• OBJECTIVE: Pull each line containing "Probation" out of the data and copy it.

• SUPPLIED INFORMATION:
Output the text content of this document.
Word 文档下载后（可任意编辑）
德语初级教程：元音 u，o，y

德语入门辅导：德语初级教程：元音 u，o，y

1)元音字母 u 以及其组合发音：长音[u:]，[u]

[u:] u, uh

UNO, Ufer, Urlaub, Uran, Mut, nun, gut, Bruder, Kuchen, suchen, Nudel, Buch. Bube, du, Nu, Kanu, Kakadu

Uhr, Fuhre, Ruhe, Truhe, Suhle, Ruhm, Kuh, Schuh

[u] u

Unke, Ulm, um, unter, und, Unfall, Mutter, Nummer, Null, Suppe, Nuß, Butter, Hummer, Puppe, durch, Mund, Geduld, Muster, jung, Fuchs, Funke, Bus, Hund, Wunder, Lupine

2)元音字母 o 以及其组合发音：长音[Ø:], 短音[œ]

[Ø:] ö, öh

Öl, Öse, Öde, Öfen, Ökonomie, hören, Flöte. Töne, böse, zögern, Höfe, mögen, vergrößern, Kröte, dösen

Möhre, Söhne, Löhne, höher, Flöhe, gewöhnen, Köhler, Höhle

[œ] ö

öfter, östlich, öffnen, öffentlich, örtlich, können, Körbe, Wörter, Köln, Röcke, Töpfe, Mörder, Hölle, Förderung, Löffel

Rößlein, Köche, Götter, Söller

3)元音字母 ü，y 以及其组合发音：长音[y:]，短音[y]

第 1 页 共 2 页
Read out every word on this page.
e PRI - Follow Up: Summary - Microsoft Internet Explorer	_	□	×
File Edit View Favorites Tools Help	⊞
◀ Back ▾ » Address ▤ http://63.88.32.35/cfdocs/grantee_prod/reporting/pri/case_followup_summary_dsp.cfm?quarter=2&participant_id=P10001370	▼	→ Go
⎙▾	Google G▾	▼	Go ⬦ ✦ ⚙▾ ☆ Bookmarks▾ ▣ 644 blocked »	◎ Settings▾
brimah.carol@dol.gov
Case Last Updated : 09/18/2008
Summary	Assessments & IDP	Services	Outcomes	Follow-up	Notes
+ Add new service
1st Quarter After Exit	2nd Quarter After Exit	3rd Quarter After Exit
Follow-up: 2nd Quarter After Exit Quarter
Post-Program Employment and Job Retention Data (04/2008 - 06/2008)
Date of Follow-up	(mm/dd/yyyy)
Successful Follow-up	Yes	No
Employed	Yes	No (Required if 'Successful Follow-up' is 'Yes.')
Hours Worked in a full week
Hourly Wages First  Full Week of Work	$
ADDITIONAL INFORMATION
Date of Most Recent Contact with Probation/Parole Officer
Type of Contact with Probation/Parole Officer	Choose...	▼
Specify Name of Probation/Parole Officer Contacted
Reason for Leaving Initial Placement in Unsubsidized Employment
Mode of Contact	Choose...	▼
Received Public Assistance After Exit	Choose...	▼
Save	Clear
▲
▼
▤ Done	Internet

• SOLUTION TO THIS PROBLEM:
Date of Most Recent Contact with Probation/Parole Officer
Type of Contact with Probation/Parole Officer	Choose...	▼
Specify Name of Probation/Parole Officer Contacted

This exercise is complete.